## [Written instruction]
Pick out each line containing the string "JSON" and copy it.

## [Supplied records]
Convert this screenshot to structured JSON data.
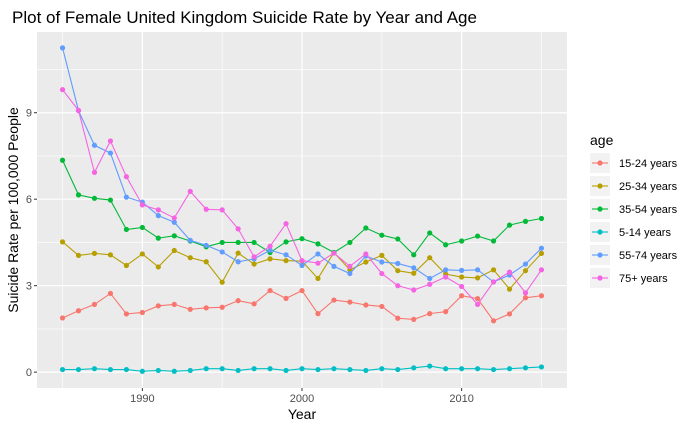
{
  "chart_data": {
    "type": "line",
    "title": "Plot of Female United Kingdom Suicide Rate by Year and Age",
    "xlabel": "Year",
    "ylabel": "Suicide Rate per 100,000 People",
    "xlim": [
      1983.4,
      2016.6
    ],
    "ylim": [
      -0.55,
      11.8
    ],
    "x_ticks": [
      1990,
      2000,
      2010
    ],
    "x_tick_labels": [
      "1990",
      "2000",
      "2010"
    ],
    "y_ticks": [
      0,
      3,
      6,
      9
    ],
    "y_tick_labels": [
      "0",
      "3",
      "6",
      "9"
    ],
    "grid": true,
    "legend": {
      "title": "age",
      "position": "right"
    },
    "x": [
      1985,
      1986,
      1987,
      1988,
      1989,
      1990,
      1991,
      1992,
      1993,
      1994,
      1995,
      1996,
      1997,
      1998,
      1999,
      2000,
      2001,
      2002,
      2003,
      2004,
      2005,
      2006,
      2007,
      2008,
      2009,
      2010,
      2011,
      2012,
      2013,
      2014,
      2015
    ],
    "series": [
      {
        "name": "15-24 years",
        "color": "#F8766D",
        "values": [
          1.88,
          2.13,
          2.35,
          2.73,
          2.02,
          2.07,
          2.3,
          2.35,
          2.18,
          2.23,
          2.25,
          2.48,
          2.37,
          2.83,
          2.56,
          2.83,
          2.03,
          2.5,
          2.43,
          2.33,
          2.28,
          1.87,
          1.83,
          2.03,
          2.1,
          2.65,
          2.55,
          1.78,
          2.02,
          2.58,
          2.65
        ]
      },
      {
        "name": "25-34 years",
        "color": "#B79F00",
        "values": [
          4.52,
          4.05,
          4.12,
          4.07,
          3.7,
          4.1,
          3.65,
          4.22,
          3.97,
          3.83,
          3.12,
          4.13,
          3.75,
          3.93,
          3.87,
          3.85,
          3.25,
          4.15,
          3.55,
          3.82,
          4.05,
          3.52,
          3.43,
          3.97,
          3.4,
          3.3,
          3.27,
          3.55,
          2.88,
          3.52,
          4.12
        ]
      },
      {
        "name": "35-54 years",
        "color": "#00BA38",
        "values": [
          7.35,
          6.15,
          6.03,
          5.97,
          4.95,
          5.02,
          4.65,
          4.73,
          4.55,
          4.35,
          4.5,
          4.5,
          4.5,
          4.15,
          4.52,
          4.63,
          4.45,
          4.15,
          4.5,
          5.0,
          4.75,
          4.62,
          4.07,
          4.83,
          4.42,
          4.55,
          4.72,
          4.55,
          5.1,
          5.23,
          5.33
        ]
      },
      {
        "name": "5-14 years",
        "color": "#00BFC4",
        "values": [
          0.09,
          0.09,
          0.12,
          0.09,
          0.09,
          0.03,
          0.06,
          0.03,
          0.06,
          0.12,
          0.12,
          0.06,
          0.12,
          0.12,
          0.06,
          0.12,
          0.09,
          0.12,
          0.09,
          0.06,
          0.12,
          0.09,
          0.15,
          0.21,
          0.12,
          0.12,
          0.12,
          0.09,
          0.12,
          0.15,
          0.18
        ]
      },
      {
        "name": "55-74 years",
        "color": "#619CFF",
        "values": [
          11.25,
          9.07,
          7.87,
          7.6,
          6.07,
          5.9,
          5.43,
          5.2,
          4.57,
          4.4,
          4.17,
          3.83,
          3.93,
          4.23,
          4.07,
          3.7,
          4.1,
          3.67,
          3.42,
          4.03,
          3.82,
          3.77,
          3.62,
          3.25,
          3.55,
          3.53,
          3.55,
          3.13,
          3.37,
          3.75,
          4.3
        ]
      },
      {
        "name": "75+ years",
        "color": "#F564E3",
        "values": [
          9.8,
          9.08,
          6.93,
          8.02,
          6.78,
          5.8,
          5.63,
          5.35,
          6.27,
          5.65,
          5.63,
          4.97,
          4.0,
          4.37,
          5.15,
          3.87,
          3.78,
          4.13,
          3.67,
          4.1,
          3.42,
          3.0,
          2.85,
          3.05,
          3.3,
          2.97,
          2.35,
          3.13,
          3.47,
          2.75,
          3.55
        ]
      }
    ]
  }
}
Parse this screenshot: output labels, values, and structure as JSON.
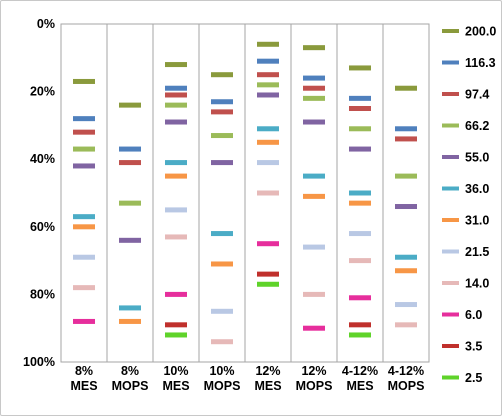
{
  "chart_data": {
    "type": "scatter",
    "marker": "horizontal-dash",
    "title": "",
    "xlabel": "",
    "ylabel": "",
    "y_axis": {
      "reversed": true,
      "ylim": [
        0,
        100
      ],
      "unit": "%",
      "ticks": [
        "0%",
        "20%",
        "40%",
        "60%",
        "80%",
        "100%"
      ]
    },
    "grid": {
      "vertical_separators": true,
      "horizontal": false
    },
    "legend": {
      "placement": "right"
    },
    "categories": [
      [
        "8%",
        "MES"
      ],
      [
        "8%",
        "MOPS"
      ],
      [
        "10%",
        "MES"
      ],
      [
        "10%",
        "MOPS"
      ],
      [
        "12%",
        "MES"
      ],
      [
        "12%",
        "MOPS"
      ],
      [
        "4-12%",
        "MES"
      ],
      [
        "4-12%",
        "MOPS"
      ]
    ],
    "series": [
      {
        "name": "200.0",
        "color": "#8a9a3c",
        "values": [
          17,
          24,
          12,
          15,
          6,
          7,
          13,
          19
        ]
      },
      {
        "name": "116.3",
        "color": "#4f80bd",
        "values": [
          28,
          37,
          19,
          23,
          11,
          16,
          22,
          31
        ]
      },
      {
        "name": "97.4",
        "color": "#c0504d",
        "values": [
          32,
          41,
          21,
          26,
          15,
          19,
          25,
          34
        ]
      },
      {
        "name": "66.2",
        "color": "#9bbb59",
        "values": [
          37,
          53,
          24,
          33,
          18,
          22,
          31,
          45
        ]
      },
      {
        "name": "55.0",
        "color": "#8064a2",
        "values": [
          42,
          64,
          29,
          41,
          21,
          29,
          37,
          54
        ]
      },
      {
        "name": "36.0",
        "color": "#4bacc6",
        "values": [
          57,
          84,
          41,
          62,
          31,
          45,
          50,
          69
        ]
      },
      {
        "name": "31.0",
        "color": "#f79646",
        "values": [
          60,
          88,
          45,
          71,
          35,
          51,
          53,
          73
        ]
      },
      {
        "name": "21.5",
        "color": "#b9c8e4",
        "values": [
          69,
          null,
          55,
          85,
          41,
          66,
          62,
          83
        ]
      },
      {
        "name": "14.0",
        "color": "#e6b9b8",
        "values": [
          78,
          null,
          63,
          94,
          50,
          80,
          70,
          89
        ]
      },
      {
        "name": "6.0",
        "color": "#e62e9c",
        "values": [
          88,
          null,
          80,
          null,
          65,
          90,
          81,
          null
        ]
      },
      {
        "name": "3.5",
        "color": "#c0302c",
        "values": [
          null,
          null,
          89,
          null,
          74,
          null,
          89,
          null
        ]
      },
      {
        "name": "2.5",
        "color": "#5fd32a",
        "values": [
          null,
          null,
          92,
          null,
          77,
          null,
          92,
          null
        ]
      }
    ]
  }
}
==
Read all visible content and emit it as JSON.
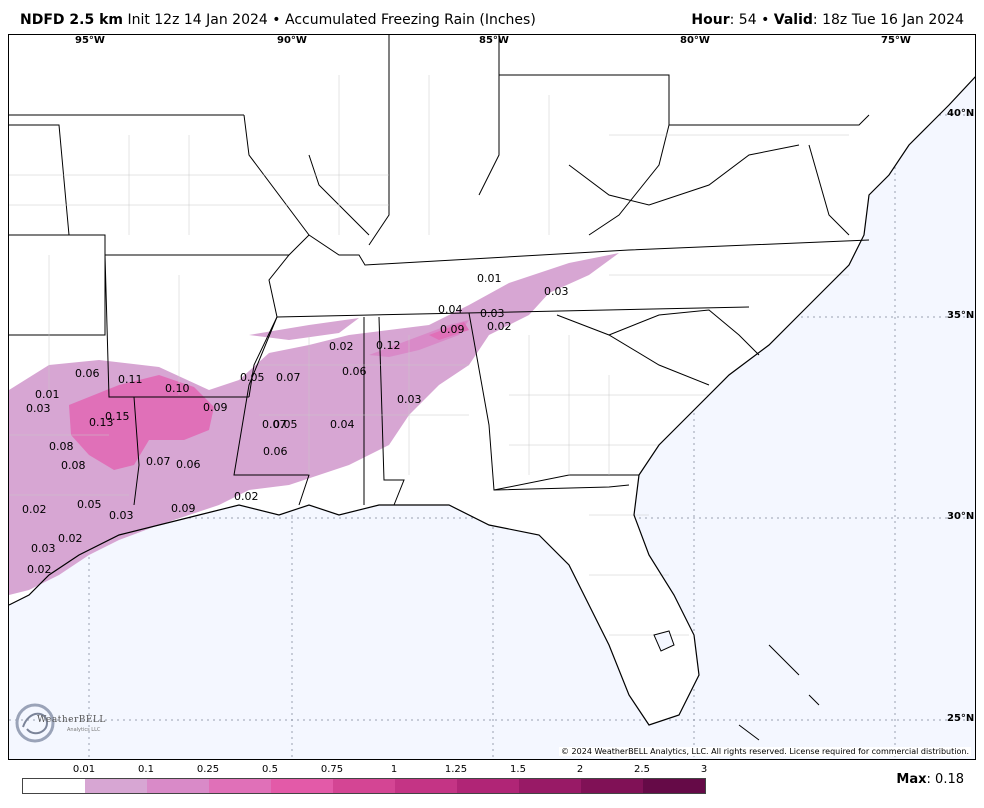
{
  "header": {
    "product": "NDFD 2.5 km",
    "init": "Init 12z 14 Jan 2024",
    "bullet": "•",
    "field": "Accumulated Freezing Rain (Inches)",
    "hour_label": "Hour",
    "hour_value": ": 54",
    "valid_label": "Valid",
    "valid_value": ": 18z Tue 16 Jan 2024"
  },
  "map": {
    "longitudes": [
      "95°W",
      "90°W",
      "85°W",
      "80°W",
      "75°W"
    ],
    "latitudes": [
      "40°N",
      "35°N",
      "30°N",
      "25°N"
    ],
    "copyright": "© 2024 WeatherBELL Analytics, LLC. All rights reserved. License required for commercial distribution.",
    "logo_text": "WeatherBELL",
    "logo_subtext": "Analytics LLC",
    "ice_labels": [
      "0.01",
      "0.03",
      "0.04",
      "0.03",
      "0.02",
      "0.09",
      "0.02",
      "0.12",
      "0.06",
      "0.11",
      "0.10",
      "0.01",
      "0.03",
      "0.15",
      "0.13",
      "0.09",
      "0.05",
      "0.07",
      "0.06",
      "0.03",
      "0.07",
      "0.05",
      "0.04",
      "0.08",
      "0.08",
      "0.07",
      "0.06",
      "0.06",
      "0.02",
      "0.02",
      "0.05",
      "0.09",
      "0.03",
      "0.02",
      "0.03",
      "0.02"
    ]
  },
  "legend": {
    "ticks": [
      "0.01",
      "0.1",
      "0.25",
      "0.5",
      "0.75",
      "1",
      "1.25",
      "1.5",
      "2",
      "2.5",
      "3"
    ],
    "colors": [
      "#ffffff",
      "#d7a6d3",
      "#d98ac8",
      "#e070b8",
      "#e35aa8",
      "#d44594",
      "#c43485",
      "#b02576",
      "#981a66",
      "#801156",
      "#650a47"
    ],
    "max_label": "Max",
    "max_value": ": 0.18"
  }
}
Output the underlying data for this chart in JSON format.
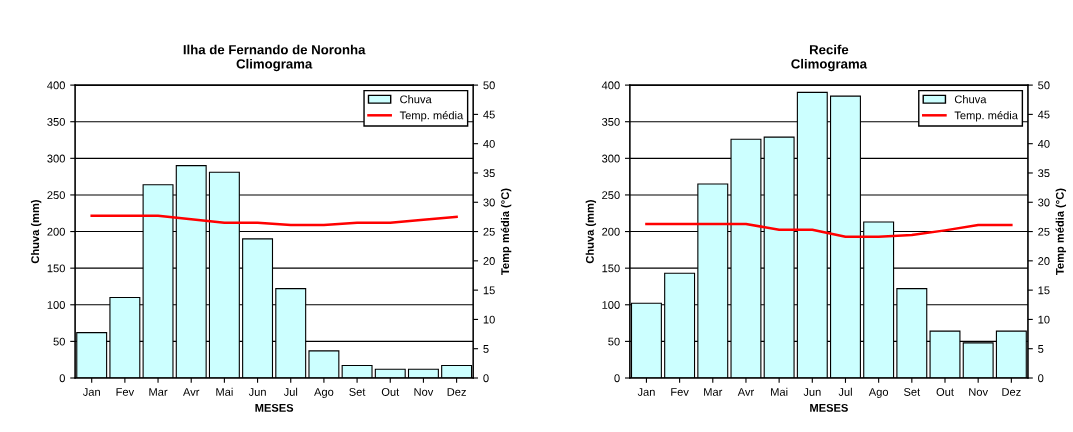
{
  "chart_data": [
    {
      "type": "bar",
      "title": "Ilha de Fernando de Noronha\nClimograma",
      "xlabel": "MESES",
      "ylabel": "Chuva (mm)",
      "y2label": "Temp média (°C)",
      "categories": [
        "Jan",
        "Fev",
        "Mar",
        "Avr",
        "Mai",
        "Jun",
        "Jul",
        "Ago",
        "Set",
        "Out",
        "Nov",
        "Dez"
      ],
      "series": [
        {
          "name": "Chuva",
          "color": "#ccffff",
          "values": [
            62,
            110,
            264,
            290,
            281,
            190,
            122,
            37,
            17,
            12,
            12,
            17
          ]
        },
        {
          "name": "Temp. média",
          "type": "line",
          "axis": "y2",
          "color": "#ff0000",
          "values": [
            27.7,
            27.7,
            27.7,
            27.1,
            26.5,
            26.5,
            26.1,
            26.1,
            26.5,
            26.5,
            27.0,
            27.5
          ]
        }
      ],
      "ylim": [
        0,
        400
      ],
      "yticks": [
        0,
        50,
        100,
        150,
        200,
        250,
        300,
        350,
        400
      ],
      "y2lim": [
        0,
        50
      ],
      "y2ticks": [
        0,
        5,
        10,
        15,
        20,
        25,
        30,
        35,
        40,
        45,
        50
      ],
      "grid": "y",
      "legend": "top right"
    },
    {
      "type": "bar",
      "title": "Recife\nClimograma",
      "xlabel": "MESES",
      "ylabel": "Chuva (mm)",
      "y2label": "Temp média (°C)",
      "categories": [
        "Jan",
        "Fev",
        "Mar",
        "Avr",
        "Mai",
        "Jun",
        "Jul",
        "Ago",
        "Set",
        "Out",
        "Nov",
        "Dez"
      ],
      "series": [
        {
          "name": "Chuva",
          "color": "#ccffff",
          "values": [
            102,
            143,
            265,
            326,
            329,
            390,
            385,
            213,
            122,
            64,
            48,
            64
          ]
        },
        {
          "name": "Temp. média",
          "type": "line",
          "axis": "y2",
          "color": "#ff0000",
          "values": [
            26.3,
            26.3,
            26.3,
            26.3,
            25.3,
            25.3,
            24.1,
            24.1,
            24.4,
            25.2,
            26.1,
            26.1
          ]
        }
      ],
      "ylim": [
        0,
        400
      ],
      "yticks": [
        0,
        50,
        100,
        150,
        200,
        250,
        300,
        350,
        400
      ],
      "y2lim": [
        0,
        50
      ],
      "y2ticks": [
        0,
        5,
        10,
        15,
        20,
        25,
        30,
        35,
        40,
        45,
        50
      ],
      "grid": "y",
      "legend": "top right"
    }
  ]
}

## [Output below]
Convert this screenshot to structured JSON data.
Parse this screenshot: output labels, values, and structure as JSON.
Read all visible content and emit it as JSON.
Output the underlying data for this chart in JSON format.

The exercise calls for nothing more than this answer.